### MATERIAL FOR THIS EXERCISE

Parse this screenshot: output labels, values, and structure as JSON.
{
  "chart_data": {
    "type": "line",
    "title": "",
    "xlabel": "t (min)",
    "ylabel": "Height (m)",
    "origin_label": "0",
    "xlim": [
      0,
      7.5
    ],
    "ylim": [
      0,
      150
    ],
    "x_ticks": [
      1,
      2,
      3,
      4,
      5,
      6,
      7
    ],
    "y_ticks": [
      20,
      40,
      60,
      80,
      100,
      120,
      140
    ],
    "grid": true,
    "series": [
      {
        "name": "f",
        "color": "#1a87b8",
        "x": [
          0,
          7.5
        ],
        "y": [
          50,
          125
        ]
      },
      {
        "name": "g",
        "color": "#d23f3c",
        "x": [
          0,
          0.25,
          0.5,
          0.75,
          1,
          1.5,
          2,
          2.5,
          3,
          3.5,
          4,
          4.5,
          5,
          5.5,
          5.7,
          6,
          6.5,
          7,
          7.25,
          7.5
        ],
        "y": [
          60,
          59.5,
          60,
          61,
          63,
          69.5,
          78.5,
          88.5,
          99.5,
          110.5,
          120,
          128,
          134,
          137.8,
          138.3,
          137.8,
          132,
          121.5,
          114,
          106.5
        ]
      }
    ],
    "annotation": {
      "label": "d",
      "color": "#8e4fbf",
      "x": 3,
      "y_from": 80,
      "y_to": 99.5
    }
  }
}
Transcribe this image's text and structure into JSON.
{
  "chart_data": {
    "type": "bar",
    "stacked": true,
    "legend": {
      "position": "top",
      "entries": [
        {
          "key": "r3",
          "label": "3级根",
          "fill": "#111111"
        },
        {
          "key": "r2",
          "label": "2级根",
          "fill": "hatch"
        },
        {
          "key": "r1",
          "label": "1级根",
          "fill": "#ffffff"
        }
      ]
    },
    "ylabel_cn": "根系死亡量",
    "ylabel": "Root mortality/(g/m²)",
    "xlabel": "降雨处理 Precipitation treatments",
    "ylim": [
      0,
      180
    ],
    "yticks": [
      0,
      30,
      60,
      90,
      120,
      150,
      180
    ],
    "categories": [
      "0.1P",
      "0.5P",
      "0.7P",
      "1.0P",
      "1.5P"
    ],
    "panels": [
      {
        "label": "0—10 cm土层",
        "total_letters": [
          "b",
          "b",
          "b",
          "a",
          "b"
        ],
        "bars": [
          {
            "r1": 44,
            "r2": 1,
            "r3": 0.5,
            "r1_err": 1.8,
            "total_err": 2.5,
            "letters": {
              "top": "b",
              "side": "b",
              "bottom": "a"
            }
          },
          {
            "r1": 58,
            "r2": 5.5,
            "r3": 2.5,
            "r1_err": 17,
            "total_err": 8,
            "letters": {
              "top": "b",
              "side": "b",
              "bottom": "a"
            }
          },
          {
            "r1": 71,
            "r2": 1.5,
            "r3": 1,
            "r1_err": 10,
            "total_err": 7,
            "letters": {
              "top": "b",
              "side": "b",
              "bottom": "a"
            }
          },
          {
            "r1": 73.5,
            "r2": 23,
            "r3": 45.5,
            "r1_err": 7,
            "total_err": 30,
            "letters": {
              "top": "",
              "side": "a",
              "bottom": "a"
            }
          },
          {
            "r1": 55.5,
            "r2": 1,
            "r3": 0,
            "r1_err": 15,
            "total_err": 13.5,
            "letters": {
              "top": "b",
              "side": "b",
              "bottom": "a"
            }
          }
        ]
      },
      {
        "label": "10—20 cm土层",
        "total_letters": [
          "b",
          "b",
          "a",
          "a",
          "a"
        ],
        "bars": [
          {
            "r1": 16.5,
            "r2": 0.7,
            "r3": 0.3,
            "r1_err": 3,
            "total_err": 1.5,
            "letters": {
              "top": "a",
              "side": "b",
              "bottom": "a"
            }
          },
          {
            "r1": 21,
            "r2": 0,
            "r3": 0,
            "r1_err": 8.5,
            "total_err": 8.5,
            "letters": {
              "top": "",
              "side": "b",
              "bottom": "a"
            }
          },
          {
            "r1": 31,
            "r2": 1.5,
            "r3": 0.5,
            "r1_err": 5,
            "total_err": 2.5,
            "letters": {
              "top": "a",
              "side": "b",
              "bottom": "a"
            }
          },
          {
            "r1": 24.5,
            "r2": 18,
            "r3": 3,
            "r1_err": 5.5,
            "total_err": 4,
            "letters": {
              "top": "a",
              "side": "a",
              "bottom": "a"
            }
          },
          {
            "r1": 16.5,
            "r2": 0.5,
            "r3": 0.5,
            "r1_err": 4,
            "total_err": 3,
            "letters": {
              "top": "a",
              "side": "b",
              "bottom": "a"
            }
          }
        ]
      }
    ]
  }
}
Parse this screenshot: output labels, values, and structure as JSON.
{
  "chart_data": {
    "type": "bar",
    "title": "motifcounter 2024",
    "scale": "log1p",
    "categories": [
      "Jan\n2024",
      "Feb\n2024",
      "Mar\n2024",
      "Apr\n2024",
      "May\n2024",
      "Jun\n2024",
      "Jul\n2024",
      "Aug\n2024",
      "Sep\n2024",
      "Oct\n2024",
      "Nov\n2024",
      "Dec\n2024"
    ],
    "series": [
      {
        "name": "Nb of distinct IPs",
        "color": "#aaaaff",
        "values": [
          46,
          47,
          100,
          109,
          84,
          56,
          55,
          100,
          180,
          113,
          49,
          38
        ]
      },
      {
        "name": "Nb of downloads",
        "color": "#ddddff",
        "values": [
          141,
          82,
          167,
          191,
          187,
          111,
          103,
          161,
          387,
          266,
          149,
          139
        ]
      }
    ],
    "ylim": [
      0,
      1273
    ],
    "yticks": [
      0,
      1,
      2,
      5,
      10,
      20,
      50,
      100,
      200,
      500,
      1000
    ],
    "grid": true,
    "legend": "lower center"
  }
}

### EXERCISE BRIEF
Every line of the data above should be reproduced word for word.

### CORRECT ANSWER
Parse this screenshot: output labels, values, and structure as JSON.
{
  "chart_data": {
    "type": "line",
    "title": "",
    "xlabel": "t (min)",
    "ylabel": "Height (m)",
    "origin_label": "0",
    "xlim": [
      0,
      7.5
    ],
    "ylim": [
      0,
      150
    ],
    "x_ticks": [
      1,
      2,
      3,
      4,
      5,
      6,
      7
    ],
    "y_ticks": [
      20,
      40,
      60,
      80,
      100,
      120,
      140
    ],
    "grid": true,
    "series": [
      {
        "name": "f",
        "color": "#1a87b8",
        "x": [
          0,
          7.5
        ],
        "y": [
          50,
          125
        ]
      },
      {
        "name": "g",
        "color": "#d23f3c",
        "x": [
          0,
          0.25,
          0.5,
          0.75,
          1,
          1.5,
          2,
          2.5,
          3,
          3.5,
          4,
          4.5,
          5,
          5.5,
          5.7,
          6,
          6.5,
          7,
          7.25,
          7.5
        ],
        "y": [
          60,
          59.5,
          60,
          61,
          63,
          69.5,
          78.5,
          88.5,
          99.5,
          110.5,
          120,
          128,
          134,
          137.8,
          138.3,
          137.8,
          132,
          121.5,
          114,
          106.5
        ]
      }
    ],
    "annotation": {
      "label": "d",
      "color": "#8e4fbf",
      "x": 3,
      "y_from": 80,
      "y_to": 99.5
    }
  }
}
Transcribe this image's text and structure into JSON.
{
  "chart_data": {
    "type": "bar",
    "stacked": true,
    "legend": {
      "position": "top",
      "entries": [
        {
          "key": "r3",
          "label": "3级根",
          "fill": "#111111"
        },
        {
          "key": "r2",
          "label": "2级根",
          "fill": "hatch"
        },
        {
          "key": "r1",
          "label": "1级根",
          "fill": "#ffffff"
        }
      ]
    },
    "ylabel_cn": "根系死亡量",
    "ylabel": "Root mortality/(g/m²)",
    "xlabel": "降雨处理 Precipitation treatments",
    "ylim": [
      0,
      180
    ],
    "yticks": [
      0,
      30,
      60,
      90,
      120,
      150,
      180
    ],
    "categories": [
      "0.1P",
      "0.5P",
      "0.7P",
      "1.0P",
      "1.5P"
    ],
    "panels": [
      {
        "label": "0—10 cm土层",
        "total_letters": [
          "b",
          "b",
          "b",
          "a",
          "b"
        ],
        "bars": [
          {
            "r1": 44,
            "r2": 1,
            "r3": 0.5,
            "r1_err": 1.8,
            "total_err": 2.5,
            "letters": {
              "top": "b",
              "side": "b",
              "bottom": "a"
            }
          },
          {
            "r1": 58,
            "r2": 5.5,
            "r3": 2.5,
            "r1_err": 17,
            "total_err": 8,
            "letters": {
              "top": "b",
              "side": "b",
              "bottom": "a"
            }
          },
          {
            "r1": 71,
            "r2": 1.5,
            "r3": 1,
            "r1_err": 10,
            "total_err": 7,
            "letters": {
              "top": "b",
              "side": "b",
              "bottom": "a"
            }
          },
          {
            "r1": 73.5,
            "r2": 23,
            "r3": 45.5,
            "r1_err": 7,
            "total_err": 30,
            "letters": {
              "top": "",
              "side": "a",
              "bottom": "a"
            }
          },
          {
            "r1": 55.5,
            "r2": 1,
            "r3": 0,
            "r1_err": 15,
            "total_err": 13.5,
            "letters": {
              "top": "b",
              "side": "b",
              "bottom": "a"
            }
          }
        ]
      },
      {
        "label": "10—20 cm土层",
        "total_letters": [
          "b",
          "b",
          "a",
          "a",
          "a"
        ],
        "bars": [
          {
            "r1": 16.5,
            "r2": 0.7,
            "r3": 0.3,
            "r1_err": 3,
            "total_err": 1.5,
            "letters": {
              "top": "a",
              "side": "b",
              "bottom": "a"
            }
          },
          {
            "r1": 21,
            "r2": 0,
            "r3": 0,
            "r1_err": 8.5,
            "total_err": 8.5,
            "letters": {
              "top": "",
              "side": "b",
              "bottom": "a"
            }
          },
          {
            "r1": 31,
            "r2": 1.5,
            "r3": 0.5,
            "r1_err": 5,
            "total_err": 2.5,
            "letters": {
              "top": "a",
              "side": "b",
              "bottom": "a"
            }
          },
          {
            "r1": 24.5,
            "r2": 18,
            "r3": 3,
            "r1_err": 5.5,
            "total_err": 4,
            "letters": {
              "top": "a",
              "side": "a",
              "bottom": "a"
            }
          },
          {
            "r1": 16.5,
            "r2": 0.5,
            "r3": 0.5,
            "r1_err": 4,
            "total_err": 3,
            "letters": {
              "top": "a",
              "side": "b",
              "bottom": "a"
            }
          }
        ]
      }
    ]
  }
}
Parse this screenshot: output labels, values, and structure as JSON.
{
  "chart_data": {
    "type": "bar",
    "title": "motifcounter 2024",
    "scale": "log1p",
    "categories": [
      "Jan\n2024",
      "Feb\n2024",
      "Mar\n2024",
      "Apr\n2024",
      "May\n2024",
      "Jun\n2024",
      "Jul\n2024",
      "Aug\n2024",
      "Sep\n2024",
      "Oct\n2024",
      "Nov\n2024",
      "Dec\n2024"
    ],
    "series": [
      {
        "name": "Nb of distinct IPs",
        "color": "#aaaaff",
        "values": [
          46,
          47,
          100,
          109,
          84,
          56,
          55,
          100,
          180,
          113,
          49,
          38
        ]
      },
      {
        "name": "Nb of downloads",
        "color": "#ddddff",
        "values": [
          141,
          82,
          167,
          191,
          187,
          111,
          103,
          161,
          387,
          266,
          149,
          139
        ]
      }
    ],
    "ylim": [
      0,
      1273
    ],
    "yticks": [
      0,
      1,
      2,
      5,
      10,
      20,
      50,
      100,
      200,
      500,
      1000
    ],
    "grid": true,
    "legend": "lower center"
  }
}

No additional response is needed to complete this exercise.